» AIM OF THE TASK
Lay out the rows, starting at the first line and ending at the line that contains "- note-item: [342, 184, 586, 221]", as a JSON list of strings with one string per line and blank lines omitted.

» DATASET
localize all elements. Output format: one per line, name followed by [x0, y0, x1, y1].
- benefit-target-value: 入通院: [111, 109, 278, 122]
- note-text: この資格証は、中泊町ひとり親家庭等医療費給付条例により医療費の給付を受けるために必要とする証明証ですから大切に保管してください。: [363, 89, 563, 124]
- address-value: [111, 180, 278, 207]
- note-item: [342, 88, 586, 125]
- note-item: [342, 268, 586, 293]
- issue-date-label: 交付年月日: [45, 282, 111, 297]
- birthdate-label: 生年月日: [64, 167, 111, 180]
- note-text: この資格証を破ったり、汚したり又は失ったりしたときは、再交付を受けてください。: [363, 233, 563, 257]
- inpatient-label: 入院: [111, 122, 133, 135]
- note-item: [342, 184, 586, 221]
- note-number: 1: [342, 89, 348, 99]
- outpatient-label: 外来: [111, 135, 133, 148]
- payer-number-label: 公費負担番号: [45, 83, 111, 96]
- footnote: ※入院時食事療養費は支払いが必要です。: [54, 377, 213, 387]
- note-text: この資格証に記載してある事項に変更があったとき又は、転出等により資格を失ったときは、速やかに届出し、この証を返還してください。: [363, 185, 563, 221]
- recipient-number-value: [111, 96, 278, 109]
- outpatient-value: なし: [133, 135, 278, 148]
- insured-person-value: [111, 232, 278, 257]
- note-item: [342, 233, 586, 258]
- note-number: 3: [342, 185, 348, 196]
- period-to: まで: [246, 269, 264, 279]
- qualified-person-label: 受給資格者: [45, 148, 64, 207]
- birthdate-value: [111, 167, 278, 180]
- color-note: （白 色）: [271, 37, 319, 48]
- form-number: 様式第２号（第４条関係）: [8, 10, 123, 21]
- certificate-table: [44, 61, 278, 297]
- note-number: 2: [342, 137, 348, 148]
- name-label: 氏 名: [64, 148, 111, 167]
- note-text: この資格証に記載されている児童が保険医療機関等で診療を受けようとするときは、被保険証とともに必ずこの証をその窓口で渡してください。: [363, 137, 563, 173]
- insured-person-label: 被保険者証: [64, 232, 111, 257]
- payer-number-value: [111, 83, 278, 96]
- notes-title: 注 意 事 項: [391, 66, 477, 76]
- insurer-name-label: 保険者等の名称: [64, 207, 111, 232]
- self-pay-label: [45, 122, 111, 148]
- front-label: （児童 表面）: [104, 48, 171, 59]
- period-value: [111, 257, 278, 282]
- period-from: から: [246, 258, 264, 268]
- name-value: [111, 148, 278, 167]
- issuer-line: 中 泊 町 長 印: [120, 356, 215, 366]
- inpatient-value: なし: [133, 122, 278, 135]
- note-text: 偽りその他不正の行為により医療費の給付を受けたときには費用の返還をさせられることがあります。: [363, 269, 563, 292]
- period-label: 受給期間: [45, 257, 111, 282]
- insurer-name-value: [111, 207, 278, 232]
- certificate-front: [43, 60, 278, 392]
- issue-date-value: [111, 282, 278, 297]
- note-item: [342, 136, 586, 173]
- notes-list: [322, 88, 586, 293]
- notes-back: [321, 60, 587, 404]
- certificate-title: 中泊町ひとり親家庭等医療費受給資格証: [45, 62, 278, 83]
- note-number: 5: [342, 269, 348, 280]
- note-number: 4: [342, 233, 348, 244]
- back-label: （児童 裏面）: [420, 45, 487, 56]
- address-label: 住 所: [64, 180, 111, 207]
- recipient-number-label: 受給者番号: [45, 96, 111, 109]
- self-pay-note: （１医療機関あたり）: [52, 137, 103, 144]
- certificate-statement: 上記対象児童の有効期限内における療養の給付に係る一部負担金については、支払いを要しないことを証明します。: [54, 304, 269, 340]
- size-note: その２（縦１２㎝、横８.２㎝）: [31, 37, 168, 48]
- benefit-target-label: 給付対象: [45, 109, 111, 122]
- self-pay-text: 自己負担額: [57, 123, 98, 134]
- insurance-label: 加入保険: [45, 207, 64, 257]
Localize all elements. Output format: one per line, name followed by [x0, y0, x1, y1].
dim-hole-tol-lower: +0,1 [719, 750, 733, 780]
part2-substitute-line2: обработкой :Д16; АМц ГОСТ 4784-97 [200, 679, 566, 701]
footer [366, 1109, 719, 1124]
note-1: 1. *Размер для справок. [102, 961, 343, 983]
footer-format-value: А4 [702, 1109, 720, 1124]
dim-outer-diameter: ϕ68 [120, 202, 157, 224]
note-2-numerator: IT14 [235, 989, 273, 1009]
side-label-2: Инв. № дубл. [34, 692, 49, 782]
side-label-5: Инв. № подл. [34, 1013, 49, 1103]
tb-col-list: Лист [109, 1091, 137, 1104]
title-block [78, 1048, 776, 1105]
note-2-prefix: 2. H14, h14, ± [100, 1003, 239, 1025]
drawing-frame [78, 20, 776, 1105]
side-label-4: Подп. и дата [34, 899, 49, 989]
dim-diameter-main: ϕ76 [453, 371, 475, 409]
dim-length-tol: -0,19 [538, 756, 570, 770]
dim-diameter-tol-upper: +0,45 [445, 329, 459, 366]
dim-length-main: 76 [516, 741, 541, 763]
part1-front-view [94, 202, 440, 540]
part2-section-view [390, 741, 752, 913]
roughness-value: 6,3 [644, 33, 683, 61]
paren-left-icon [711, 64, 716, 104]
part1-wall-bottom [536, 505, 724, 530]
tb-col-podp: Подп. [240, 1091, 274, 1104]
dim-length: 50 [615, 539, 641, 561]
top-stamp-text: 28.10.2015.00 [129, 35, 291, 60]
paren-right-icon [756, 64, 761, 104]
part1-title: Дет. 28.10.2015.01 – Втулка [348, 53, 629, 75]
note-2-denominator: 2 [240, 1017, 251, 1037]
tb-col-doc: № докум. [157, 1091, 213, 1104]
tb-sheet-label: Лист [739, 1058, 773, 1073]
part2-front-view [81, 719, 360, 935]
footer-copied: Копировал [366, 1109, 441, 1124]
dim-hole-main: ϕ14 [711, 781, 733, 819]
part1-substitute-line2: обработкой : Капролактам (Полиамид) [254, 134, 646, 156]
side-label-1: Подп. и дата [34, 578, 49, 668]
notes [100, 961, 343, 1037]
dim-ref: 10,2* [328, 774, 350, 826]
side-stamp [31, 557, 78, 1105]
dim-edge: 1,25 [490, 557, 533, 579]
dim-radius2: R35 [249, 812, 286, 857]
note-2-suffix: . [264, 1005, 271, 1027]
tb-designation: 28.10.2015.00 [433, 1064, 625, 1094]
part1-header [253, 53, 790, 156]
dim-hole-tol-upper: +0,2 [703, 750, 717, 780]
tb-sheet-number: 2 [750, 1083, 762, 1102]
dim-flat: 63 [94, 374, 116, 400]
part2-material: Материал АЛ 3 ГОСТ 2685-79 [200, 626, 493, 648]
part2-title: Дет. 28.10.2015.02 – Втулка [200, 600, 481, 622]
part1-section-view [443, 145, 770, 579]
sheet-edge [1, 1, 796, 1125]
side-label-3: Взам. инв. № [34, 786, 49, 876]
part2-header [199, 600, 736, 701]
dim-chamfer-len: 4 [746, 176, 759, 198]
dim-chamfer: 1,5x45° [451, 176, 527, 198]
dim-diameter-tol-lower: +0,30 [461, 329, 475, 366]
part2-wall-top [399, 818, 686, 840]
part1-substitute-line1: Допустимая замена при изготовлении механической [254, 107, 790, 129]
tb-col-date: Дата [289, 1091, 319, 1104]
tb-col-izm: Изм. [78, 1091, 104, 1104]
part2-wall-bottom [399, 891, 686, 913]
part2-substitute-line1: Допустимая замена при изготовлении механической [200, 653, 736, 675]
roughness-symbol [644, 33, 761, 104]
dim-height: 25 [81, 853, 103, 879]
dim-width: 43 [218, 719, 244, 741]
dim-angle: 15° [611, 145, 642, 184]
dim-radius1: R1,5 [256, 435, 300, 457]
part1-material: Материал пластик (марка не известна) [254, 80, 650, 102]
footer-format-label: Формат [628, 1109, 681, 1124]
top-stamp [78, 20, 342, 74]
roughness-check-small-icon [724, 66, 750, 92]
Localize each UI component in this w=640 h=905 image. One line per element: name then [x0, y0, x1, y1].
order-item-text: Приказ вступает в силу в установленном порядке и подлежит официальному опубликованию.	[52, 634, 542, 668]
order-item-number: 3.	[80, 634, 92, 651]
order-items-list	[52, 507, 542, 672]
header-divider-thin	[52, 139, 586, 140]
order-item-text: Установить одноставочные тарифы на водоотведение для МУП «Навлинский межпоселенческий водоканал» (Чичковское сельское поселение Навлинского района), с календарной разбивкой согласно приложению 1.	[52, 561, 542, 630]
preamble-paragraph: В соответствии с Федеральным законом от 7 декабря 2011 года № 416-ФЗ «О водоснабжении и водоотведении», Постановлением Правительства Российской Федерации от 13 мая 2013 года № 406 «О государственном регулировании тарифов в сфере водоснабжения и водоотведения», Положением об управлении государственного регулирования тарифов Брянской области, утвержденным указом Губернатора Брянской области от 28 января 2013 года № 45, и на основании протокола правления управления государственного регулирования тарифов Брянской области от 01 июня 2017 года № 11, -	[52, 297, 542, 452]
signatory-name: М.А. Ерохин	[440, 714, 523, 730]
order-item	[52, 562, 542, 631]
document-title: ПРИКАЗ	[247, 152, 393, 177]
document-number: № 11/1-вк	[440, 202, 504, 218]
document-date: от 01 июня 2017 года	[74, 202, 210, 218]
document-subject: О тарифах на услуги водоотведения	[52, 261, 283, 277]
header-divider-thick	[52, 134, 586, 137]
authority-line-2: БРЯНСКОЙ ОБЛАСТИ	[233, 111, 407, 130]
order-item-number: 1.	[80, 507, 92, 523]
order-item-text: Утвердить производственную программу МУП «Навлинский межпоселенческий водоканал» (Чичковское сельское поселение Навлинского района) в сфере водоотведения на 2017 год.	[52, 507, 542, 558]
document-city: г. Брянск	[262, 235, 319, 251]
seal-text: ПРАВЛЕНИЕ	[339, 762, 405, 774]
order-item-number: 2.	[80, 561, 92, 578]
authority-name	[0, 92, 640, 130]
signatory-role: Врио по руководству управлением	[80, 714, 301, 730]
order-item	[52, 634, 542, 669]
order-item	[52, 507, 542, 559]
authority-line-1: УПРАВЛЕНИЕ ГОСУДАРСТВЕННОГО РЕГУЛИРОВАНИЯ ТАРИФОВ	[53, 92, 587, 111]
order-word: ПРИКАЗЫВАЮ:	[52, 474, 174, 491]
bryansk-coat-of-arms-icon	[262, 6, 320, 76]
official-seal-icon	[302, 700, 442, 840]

» ANSWER FOR THIS EXERCISE
[
  "localize all elements. Output format: one per line, name followed by [x0, y0, x1, y1].",
  "- benefit-target-value: 入通院: [111, 109, 278, 122]",
  "- note-text: この資格証は、中泊町ひとり親家庭等医療費給付条例により医療費の給付を受けるために必要とする証明証ですから大切に保管してください。: [363, 89, 563, 124]",
  "- address-value: [111, 180, 278, 207]",
  "- note-item: [342, 88, 586, 125]",
  "- note-item: [342, 268, 586, 293]",
  "- issue-date-label: 交付年月日: [45, 282, 111, 297]",
  "- birthdate-label: 生年月日: [64, 167, 111, 180]",
  "- note-text: この資格証を破ったり、汚したり又は失ったりしたときは、再交付を受けてください。: [363, 233, 563, 257]",
  "- inpatient-label: 入院: [111, 122, 133, 135]",
  "- note-item: [342, 184, 586, 221]"
]